==== INPUT DATA ====

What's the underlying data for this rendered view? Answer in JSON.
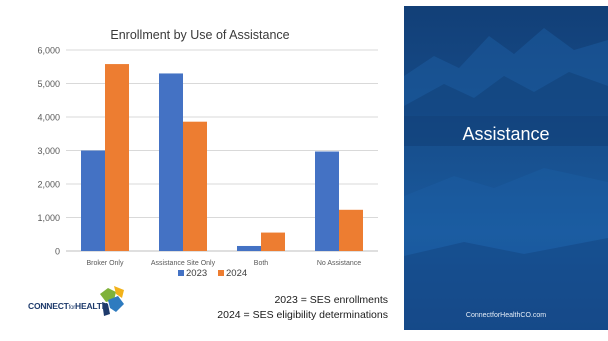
{
  "chart_data": {
    "type": "bar",
    "title": "Enrollment by Use of Assistance",
    "categories": [
      "Broker Only",
      "Assistance Site Only",
      "Both",
      "No Assistance"
    ],
    "series": [
      {
        "name": "2023",
        "color": "#4472c4",
        "values": [
          3000,
          5300,
          150,
          2970
        ]
      },
      {
        "name": "2024",
        "color": "#ed7d31",
        "values": [
          5580,
          3860,
          550,
          1230
        ]
      }
    ],
    "yticks": [
      "0",
      "1,000",
      "2,000",
      "3,000",
      "4,000",
      "5,000",
      "6,000"
    ],
    "ylim": [
      0,
      6000
    ],
    "grid": true,
    "legend_position": "bottom"
  },
  "notes": {
    "line1": "2023 = SES enrollments",
    "line2": "2024 = SES eligibility determinations"
  },
  "logo": {
    "text": "CONNECT for HEALTH COLORADO"
  },
  "side_panel": {
    "title": "Assistance",
    "url": "ConnectforHealthCO.com",
    "color": "#17508f"
  }
}
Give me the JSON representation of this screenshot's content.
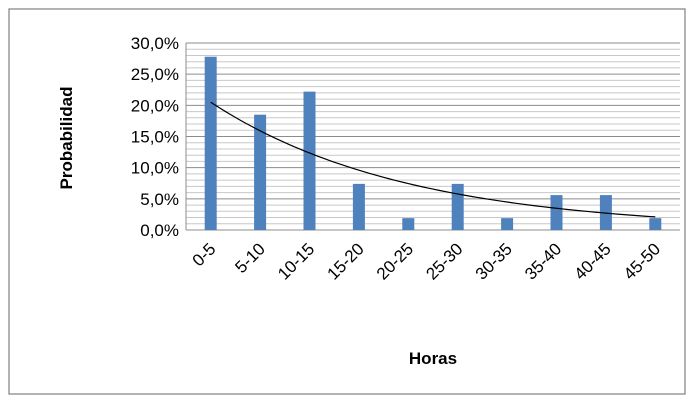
{
  "chart_data": {
    "type": "bar",
    "title": "",
    "xlabel": "Horas",
    "ylabel": "Probabilidad",
    "categories": [
      "0-5",
      "5-10",
      "10-15",
      "15-20",
      "20-25",
      "25-30",
      "30-35",
      "35-40",
      "40-45",
      "45-50"
    ],
    "series": [
      {
        "values": [
          0.278,
          0.185,
          0.222,
          0.074,
          0.019,
          0.074,
          0.019,
          0.056,
          0.056,
          0.019
        ],
        "color": "#4f81bd"
      }
    ],
    "trendline": {
      "type": "exponential",
      "start_value": 0.205,
      "end_value": 0.021,
      "color": "#000000"
    },
    "ylim": [
      0,
      0.3
    ],
    "yticks": [
      0,
      0.05,
      0.1,
      0.15,
      0.2,
      0.25,
      0.3
    ],
    "ytick_labels": [
      "0,0%",
      "5,0%",
      "10,0%",
      "15,0%",
      "20,0%",
      "25,0%",
      "30,0%"
    ],
    "grid": true,
    "legend": "none"
  }
}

====

→ WRITTEN INSTRUCTION
Omit every picture, and otherwise quote the entries exactly.

→ SOLUTION TO THE PROBLEM
What's the underlying data for this rendered view? Answer in JSON.
{
  "chart_data": {
    "type": "bar",
    "title": "Enrollment by Use of Assistance",
    "categories": [
      "Broker Only",
      "Assistance Site Only",
      "Both",
      "No Assistance"
    ],
    "series": [
      {
        "name": "2023",
        "color": "#4472c4",
        "values": [
          3000,
          5300,
          150,
          2970
        ]
      },
      {
        "name": "2024",
        "color": "#ed7d31",
        "values": [
          5580,
          3860,
          550,
          1230
        ]
      }
    ],
    "yticks": [
      "0",
      "1,000",
      "2,000",
      "3,000",
      "4,000",
      "5,000",
      "6,000"
    ],
    "ylim": [
      0,
      6000
    ],
    "grid": true,
    "legend_position": "bottom"
  },
  "notes": {
    "line1": "2023 = SES enrollments",
    "line2": "2024 = SES eligibility determinations"
  },
  "logo": {
    "text": "CONNECT for HEALTH COLORADO"
  },
  "side_panel": {
    "title": "Assistance",
    "url": "ConnectforHealthCO.com",
    "color": "#17508f"
  }
}
Give me the JSON representation of this screenshot's content.
{
  "chart_data": {
    "type": "bar",
    "title": "",
    "xlabel": "Horas",
    "ylabel": "Probabilidad",
    "categories": [
      "0-5",
      "5-10",
      "10-15",
      "15-20",
      "20-25",
      "25-30",
      "30-35",
      "35-40",
      "40-45",
      "45-50"
    ],
    "series": [
      {
        "values": [
          0.278,
          0.185,
          0.222,
          0.074,
          0.019,
          0.074,
          0.019,
          0.056,
          0.056,
          0.019
        ],
        "color": "#4f81bd"
      }
    ],
    "trendline": {
      "type": "exponential",
      "start_value": 0.205,
      "end_value": 0.021,
      "color": "#000000"
    },
    "ylim": [
      0,
      0.3
    ],
    "yticks": [
      0,
      0.05,
      0.1,
      0.15,
      0.2,
      0.25,
      0.3
    ],
    "ytick_labels": [
      "0,0%",
      "5,0%",
      "10,0%",
      "15,0%",
      "20,0%",
      "25,0%",
      "30,0%"
    ],
    "grid": true,
    "legend": "none"
  }
}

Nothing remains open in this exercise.